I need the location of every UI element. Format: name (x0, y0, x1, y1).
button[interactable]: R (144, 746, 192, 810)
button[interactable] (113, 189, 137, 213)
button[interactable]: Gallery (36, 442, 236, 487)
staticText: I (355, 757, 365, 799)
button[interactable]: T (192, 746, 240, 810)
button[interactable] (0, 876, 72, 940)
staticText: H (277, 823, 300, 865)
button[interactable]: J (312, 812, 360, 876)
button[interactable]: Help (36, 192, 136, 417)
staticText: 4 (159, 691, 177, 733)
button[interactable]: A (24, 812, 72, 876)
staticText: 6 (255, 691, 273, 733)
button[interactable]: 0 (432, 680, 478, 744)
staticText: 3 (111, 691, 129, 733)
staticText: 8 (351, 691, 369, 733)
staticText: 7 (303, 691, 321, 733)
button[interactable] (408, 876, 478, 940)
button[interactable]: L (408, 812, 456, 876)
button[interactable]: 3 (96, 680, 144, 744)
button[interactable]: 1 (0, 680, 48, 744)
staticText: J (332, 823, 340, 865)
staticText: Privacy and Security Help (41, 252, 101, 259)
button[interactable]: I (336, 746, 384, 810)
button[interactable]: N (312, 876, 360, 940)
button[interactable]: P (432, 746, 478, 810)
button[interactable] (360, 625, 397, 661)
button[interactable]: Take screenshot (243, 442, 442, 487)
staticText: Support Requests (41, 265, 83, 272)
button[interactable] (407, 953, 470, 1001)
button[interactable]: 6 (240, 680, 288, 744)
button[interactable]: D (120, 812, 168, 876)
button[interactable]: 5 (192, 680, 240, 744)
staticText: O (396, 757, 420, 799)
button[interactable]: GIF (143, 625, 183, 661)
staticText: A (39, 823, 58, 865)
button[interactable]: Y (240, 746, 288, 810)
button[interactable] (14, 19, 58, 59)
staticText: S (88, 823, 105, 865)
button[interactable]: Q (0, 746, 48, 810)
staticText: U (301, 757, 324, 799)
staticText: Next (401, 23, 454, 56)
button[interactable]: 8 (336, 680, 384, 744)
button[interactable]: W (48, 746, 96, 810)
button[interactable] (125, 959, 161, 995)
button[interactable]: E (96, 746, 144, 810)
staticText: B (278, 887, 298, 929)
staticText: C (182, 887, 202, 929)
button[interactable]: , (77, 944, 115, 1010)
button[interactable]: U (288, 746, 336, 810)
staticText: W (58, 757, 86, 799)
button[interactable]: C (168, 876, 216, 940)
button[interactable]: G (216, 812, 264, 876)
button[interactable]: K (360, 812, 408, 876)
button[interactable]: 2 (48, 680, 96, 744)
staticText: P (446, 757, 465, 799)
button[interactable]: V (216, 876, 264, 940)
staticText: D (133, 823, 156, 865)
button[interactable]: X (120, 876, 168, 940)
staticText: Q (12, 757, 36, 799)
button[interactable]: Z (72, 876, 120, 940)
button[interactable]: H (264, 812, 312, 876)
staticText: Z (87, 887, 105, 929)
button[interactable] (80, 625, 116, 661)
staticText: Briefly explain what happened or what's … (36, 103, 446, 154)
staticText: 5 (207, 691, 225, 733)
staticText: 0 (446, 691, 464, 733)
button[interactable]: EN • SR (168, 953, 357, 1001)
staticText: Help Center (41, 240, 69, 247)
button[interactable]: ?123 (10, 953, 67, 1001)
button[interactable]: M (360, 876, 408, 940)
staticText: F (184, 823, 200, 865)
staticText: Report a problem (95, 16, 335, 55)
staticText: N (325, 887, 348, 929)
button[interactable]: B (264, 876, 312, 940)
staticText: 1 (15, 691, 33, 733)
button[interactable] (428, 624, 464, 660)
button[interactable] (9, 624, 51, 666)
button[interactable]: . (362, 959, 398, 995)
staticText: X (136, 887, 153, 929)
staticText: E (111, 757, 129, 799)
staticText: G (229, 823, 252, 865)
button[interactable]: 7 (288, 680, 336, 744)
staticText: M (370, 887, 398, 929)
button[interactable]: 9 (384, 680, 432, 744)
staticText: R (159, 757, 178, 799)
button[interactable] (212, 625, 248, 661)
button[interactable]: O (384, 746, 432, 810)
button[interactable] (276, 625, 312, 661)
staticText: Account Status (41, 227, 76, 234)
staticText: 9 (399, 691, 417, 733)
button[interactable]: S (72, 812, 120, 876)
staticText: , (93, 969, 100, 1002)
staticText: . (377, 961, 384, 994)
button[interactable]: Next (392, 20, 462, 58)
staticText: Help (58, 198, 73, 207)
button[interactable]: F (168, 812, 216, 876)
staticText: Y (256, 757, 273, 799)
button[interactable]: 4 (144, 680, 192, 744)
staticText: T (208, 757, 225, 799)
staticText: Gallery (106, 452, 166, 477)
##########
Task goal :: Copy every line of the material above word for word, leaving nothing out and changing nothing.

Solution for this exercise ::
I need the location of every UI element. Format: name (x0, y0, x1, y1).
button[interactable]: R (144, 746, 192, 810)
button[interactable] (113, 189, 137, 213)
button[interactable]: Gallery (36, 442, 236, 487)
staticText: I (355, 757, 365, 799)
button[interactable]: T (192, 746, 240, 810)
button[interactable] (0, 876, 72, 940)
staticText: H (277, 823, 300, 865)
button[interactable]: J (312, 812, 360, 876)
button[interactable]: Help (36, 192, 136, 417)
staticText: 4 (159, 691, 177, 733)
button[interactable]: A (24, 812, 72, 876)
staticText: 6 (255, 691, 273, 733)
button[interactable]: 0 (432, 680, 478, 744)
staticText: 3 (111, 691, 129, 733)
staticText: 8 (351, 691, 369, 733)
staticText: 7 (303, 691, 321, 733)
button[interactable] (408, 876, 478, 940)
button[interactable]: L (408, 812, 456, 876)
button[interactable]: 3 (96, 680, 144, 744)
button[interactable]: 1 (0, 680, 48, 744)
staticText: J (332, 823, 340, 865)
staticText: Privacy and Security Help (41, 252, 101, 259)
button[interactable]: I (336, 746, 384, 810)
button[interactable]: N (312, 876, 360, 940)
button[interactable]: P (432, 746, 478, 810)
button[interactable] (360, 625, 397, 661)
button[interactable]: Take screenshot (243, 442, 442, 487)
staticText: Support Requests (41, 265, 83, 272)
button[interactable] (407, 953, 470, 1001)
button[interactable]: 6 (240, 680, 288, 744)
button[interactable]: D (120, 812, 168, 876)
button[interactable]: 5 (192, 680, 240, 744)
staticText: O (396, 757, 420, 799)
button[interactable]: GIF (143, 625, 183, 661)
staticText: A (39, 823, 58, 865)
button[interactable]: Y (240, 746, 288, 810)
button[interactable] (14, 19, 58, 59)
staticText: S (88, 823, 105, 865)
button[interactable]: Q (0, 746, 48, 810)
staticText: U (301, 757, 324, 799)
staticText: Next (401, 23, 454, 56)
button[interactable]: 8 (336, 680, 384, 744)
button[interactable]: W (48, 746, 96, 810)
button[interactable] (125, 959, 161, 995)
button[interactable]: E (96, 746, 144, 810)
staticText: B (278, 887, 298, 929)
staticText: C (182, 887, 202, 929)
button[interactable]: , (77, 944, 115, 1010)
button[interactable]: U (288, 746, 336, 810)
staticText: W (58, 757, 86, 799)
button[interactable]: C (168, 876, 216, 940)
button[interactable]: G (216, 812, 264, 876)
button[interactable]: K (360, 812, 408, 876)
button[interactable]: 2 (48, 680, 96, 744)
staticText: P (446, 757, 465, 799)
button[interactable]: V (216, 876, 264, 940)
staticText: D (133, 823, 156, 865)
button[interactable]: X (120, 876, 168, 940)
staticText: Q (12, 757, 36, 799)
button[interactable]: Z (72, 876, 120, 940)
button[interactable]: H (264, 812, 312, 876)
staticText: Z (87, 887, 105, 929)
button[interactable] (80, 625, 116, 661)
staticText: Briefly explain what happened or what's … (36, 103, 446, 154)
staticText: 5 (207, 691, 225, 733)
staticText: 0 (446, 691, 464, 733)
button[interactable]: EN • SR (168, 953, 357, 1001)
staticText: Help Center (41, 240, 69, 247)
button[interactable]: ?123 (10, 953, 67, 1001)
button[interactable]: M (360, 876, 408, 940)
staticText: F (184, 823, 200, 865)
staticText: Report a problem (95, 16, 335, 55)
staticText: N (325, 887, 348, 929)
button[interactable]: B (264, 876, 312, 940)
staticText: 1 (15, 691, 33, 733)
button[interactable] (428, 624, 464, 660)
button[interactable] (9, 624, 51, 666)
button[interactable]: . (362, 959, 398, 995)
staticText: X (136, 887, 153, 929)
staticText: E (111, 757, 129, 799)
staticText: G (229, 823, 252, 865)
button[interactable]: 7 (288, 680, 336, 744)
staticText: M (370, 887, 398, 929)
button[interactable]: 9 (384, 680, 432, 744)
staticText: R (159, 757, 178, 799)
button[interactable] (212, 625, 248, 661)
button[interactable]: O (384, 746, 432, 810)
button[interactable] (276, 625, 312, 661)
staticText: Account Status (41, 227, 76, 234)
staticText: 9 (399, 691, 417, 733)
button[interactable]: S (72, 812, 120, 876)
staticText: , (93, 969, 100, 1002)
staticText: . (377, 961, 384, 994)
button[interactable]: Next (392, 20, 462, 58)
staticText: Help (58, 198, 73, 207)
button[interactable]: F (168, 812, 216, 876)
staticText: Y (256, 757, 273, 799)
button[interactable]: 4 (144, 680, 192, 744)
staticText: T (208, 757, 225, 799)
staticText: Gallery (106, 452, 166, 477)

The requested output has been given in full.